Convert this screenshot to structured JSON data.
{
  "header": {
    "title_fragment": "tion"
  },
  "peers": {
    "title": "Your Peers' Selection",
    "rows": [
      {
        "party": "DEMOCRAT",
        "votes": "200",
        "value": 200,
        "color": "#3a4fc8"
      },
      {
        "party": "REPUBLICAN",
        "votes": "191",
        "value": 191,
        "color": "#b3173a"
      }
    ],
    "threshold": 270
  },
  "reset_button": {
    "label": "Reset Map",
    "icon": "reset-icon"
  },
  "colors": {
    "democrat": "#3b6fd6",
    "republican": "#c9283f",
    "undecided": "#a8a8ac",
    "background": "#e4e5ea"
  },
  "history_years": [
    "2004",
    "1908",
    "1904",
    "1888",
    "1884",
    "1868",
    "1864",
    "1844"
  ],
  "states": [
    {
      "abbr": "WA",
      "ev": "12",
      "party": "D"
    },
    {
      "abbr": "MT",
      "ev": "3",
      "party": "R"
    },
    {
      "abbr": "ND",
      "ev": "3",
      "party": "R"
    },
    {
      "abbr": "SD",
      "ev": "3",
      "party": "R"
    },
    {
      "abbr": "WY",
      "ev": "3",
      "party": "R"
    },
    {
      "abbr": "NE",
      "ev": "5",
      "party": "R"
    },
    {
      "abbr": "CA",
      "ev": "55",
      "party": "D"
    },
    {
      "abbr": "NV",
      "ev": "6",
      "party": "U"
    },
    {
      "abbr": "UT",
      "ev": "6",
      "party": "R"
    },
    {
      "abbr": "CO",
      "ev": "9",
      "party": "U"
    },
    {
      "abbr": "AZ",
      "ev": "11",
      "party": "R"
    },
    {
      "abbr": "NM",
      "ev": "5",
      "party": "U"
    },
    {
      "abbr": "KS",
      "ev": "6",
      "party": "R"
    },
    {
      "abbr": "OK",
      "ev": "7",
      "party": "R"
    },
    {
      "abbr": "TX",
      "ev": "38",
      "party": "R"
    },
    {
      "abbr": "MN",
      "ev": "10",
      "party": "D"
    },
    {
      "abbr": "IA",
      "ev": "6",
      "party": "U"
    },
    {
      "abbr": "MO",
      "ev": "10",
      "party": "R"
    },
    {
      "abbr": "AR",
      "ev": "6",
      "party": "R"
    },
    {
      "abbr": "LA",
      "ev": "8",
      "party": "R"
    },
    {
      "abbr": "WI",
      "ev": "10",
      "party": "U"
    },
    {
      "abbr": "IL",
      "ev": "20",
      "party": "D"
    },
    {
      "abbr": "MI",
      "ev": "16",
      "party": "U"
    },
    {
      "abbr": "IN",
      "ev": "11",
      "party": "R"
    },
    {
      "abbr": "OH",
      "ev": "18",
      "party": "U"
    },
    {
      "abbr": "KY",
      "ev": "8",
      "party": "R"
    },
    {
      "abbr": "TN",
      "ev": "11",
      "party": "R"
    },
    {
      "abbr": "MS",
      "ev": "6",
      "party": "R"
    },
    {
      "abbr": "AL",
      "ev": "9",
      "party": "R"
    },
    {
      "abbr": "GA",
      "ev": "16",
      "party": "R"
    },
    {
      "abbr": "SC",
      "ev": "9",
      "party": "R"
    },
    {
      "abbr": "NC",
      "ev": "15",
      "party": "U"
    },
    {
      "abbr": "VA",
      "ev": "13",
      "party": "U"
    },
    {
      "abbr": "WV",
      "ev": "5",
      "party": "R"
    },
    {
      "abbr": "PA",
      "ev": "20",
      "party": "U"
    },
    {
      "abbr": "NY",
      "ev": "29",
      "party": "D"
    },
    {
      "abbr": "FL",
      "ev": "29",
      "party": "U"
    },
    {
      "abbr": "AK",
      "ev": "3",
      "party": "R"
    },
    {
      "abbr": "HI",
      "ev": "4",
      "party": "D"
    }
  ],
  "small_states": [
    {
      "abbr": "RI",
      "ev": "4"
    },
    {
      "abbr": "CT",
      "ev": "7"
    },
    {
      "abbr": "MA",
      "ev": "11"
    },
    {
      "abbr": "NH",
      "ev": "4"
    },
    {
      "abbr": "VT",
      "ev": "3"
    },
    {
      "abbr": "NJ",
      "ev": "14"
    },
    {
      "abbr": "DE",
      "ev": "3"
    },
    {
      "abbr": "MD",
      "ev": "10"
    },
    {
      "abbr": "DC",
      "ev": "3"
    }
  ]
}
......
# What needs to be done:
Print the records above exactly as they appear.

# Correct response:
Convert this screenshot to structured JSON data.
{
  "header": {
    "title_fragment": "tion"
  },
  "peers": {
    "title": "Your Peers' Selection",
    "rows": [
      {
        "party": "DEMOCRAT",
        "votes": "200",
        "value": 200,
        "color": "#3a4fc8"
      },
      {
        "party": "REPUBLICAN",
        "votes": "191",
        "value": 191,
        "color": "#b3173a"
      }
    ],
    "threshold": 270
  },
  "reset_button": {
    "label": "Reset Map",
    "icon": "reset-icon"
  },
  "colors": {
    "democrat": "#3b6fd6",
    "republican": "#c9283f",
    "undecided": "#a8a8ac",
    "background": "#e4e5ea"
  },
  "history_years": [
    "2004",
    "1908",
    "1904",
    "1888",
    "1884",
    "1868",
    "1864",
    "1844"
  ],
  "states": [
    {
      "abbr": "WA",
      "ev": "12",
      "party": "D"
    },
    {
      "abbr": "MT",
      "ev": "3",
      "party": "R"
    },
    {
      "abbr": "ND",
      "ev": "3",
      "party": "R"
    },
    {
      "abbr": "SD",
      "ev": "3",
      "party": "R"
    },
    {
      "abbr": "WY",
      "ev": "3",
      "party": "R"
    },
    {
      "abbr": "NE",
      "ev": "5",
      "party": "R"
    },
    {
      "abbr": "CA",
      "ev": "55",
      "party": "D"
    },
    {
      "abbr": "NV",
      "ev": "6",
      "party": "U"
    },
    {
      "abbr": "UT",
      "ev": "6",
      "party": "R"
    },
    {
      "abbr": "CO",
      "ev": "9",
      "party": "U"
    },
    {
      "abbr": "AZ",
      "ev": "11",
      "party": "R"
    },
    {
      "abbr": "NM",
      "ev": "5",
      "party": "U"
    },
    {
      "abbr": "KS",
      "ev": "6",
      "party": "R"
    },
    {
      "abbr": "OK",
      "ev": "7",
      "party": "R"
    },
    {
      "abbr": "TX",
      "ev": "38",
      "party": "R"
    },
    {
      "abbr": "MN",
      "ev": "10",
      "party": "D"
    },
    {
      "abbr": "IA",
      "ev": "6",
      "party": "U"
    },
    {
      "abbr": "MO",
      "ev": "10",
      "party": "R"
    },
    {
      "abbr": "AR",
      "ev": "6",
      "party": "R"
    },
    {
      "abbr": "LA",
      "ev": "8",
      "party": "R"
    },
    {
      "abbr": "WI",
      "ev": "10",
      "party": "U"
    },
    {
      "abbr": "IL",
      "ev": "20",
      "party": "D"
    },
    {
      "abbr": "MI",
      "ev": "16",
      "party": "U"
    },
    {
      "abbr": "IN",
      "ev": "11",
      "party": "R"
    },
    {
      "abbr": "OH",
      "ev": "18",
      "party": "U"
    },
    {
      "abbr": "KY",
      "ev": "8",
      "party": "R"
    },
    {
      "abbr": "TN",
      "ev": "11",
      "party": "R"
    },
    {
      "abbr": "MS",
      "ev": "6",
      "party": "R"
    },
    {
      "abbr": "AL",
      "ev": "9",
      "party": "R"
    },
    {
      "abbr": "GA",
      "ev": "16",
      "party": "R"
    },
    {
      "abbr": "SC",
      "ev": "9",
      "party": "R"
    },
    {
      "abbr": "NC",
      "ev": "15",
      "party": "U"
    },
    {
      "abbr": "VA",
      "ev": "13",
      "party": "U"
    },
    {
      "abbr": "WV",
      "ev": "5",
      "party": "R"
    },
    {
      "abbr": "PA",
      "ev": "20",
      "party": "U"
    },
    {
      "abbr": "NY",
      "ev": "29",
      "party": "D"
    },
    {
      "abbr": "FL",
      "ev": "29",
      "party": "U"
    },
    {
      "abbr": "AK",
      "ev": "3",
      "party": "R"
    },
    {
      "abbr": "HI",
      "ev": "4",
      "party": "D"
    }
  ],
  "small_states": [
    {
      "abbr": "RI",
      "ev": "4"
    },
    {
      "abbr": "CT",
      "ev": "7"
    },
    {
      "abbr": "MA",
      "ev": "11"
    },
    {
      "abbr": "NH",
      "ev": "4"
    },
    {
      "abbr": "VT",
      "ev": "3"
    },
    {
      "abbr": "NJ",
      "ev": "14"
    },
    {
      "abbr": "DE",
      "ev": "3"
    },
    {
      "abbr": "MD",
      "ev": "10"
    },
    {
      "abbr": "DC",
      "ev": "3"
    }
  ]
}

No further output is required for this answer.